• **Prompt**
Retype the records below word for word and omit any image.

• **Data supplied**
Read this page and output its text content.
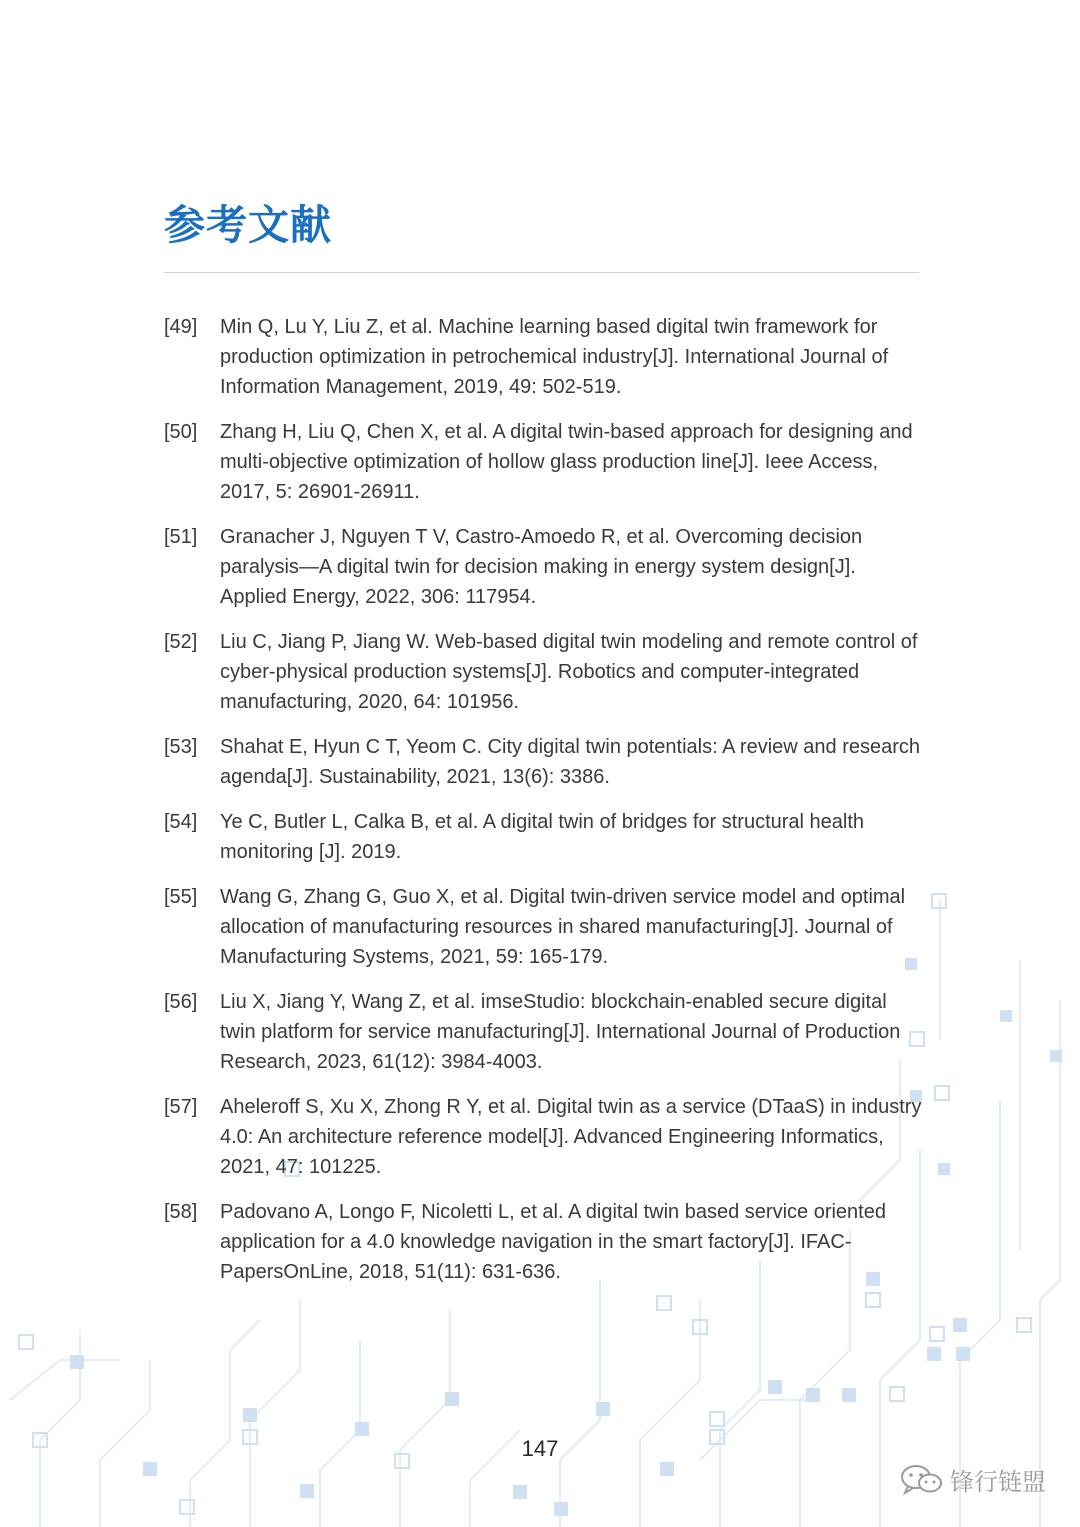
参考文献
[49] Min Q, Lu Y, Liu Z, et al. Machine learning based digital twin framework for production optimization in petrochemical industry[J]. International Journal of Information Management, 2019, 49: 502-519.
[50] Zhang H, Liu Q, Chen X, et al. A digital twin-based approach for designing and multi-objective optimization of hollow glass production line[J]. Ieee Access, 2017, 5: 26901-26911.
[51] Granacher J, Nguyen T V, Castro-Amoedo R, et al. Overcoming decision paralysis—A digital twin for decision making in energy system design[J]. Applied Energy, 2022, 306: 117954.
[52] Liu C, Jiang P, Jiang W. Web-based digital twin modeling and remote control of cyber-physical production systems[J]. Robotics and computer-integrated manufacturing, 2020, 64: 101956.
[53] Shahat E, Hyun C T, Yeom C. City digital twin potentials: A review and research agenda[J]. Sustainability, 2021, 13(6): 3386.
[54] Ye C, Butler L, Calka B, et al. A digital twin of bridges for structural health monitoring [J]. 2019.
[55] Wang G, Zhang G, Guo X, et al. Digital twin-driven service model and optimal allocation of manufacturing resources in shared manufacturing[J]. Journal of Manufacturing Systems, 2021, 59: 165-179.
[56] Liu X, Jiang Y, Wang Z, et al. imseStudio: blockchain-enabled secure digital twin platform for service manufacturing[J]. International Journal of Production Research, 2023, 61(12): 3984-4003.
[57] Aheleroff S, Xu X, Zhong R Y, et al. Digital twin as a service (DTaaS) in industry 4.0: An architecture reference model[J]. Advanced Engineering Informatics, 2021, 47: 101225.
[58] Padovano A, Longo F, Nicoletti L, et al. A digital twin based service oriented application for a 4.0 knowledge navigation in the smart factory[J]. IFAC-PapersOnLine, 2018, 51(11): 631-636.
147
锋行链盟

• **Worked answer**
Read this page and output its text content.
参考文献
[49] Min Q, Lu Y, Liu Z, et al. Machine learning based digital twin framework for production optimization in petrochemical industry[J]. International Journal of Information Management, 2019, 49: 502-519.
[50] Zhang H, Liu Q, Chen X, et al. A digital twin-based approach for designing and multi-objective optimization of hollow glass production line[J]. Ieee Access, 2017, 5: 26901-26911.
[51] Granacher J, Nguyen T V, Castro-Amoedo R, et al. Overcoming decision paralysis—A digital twin for decision making in energy system design[J]. Applied Energy, 2022, 306: 117954.
[52] Liu C, Jiang P, Jiang W. Web-based digital twin modeling and remote control of cyber-physical production systems[J]. Robotics and computer-integrated manufacturing, 2020, 64: 101956.
[53] Shahat E, Hyun C T, Yeom C. City digital twin potentials: A review and research agenda[J]. Sustainability, 2021, 13(6): 3386.
[54] Ye C, Butler L, Calka B, et al. A digital twin of bridges for structural health monitoring [J]. 2019.
[55] Wang G, Zhang G, Guo X, et al. Digital twin-driven service model and optimal allocation of manufacturing resources in shared manufacturing[J]. Journal of Manufacturing Systems, 2021, 59: 165-179.
[56] Liu X, Jiang Y, Wang Z, et al. imseStudio: blockchain-enabled secure digital twin platform for service manufacturing[J]. International Journal of Production Research, 2023, 61(12): 3984-4003.
[57] Aheleroff S, Xu X, Zhong R Y, et al. Digital twin as a service (DTaaS) in industry 4.0: An architecture reference model[J]. Advanced Engineering Informatics, 2021, 47: 101225.
[58] Padovano A, Longo F, Nicoletti L, et al. A digital twin based service oriented application for a 4.0 knowledge navigation in the smart factory[J]. IFAC-PapersOnLine, 2018, 51(11): 631-636.
147
锋行链盟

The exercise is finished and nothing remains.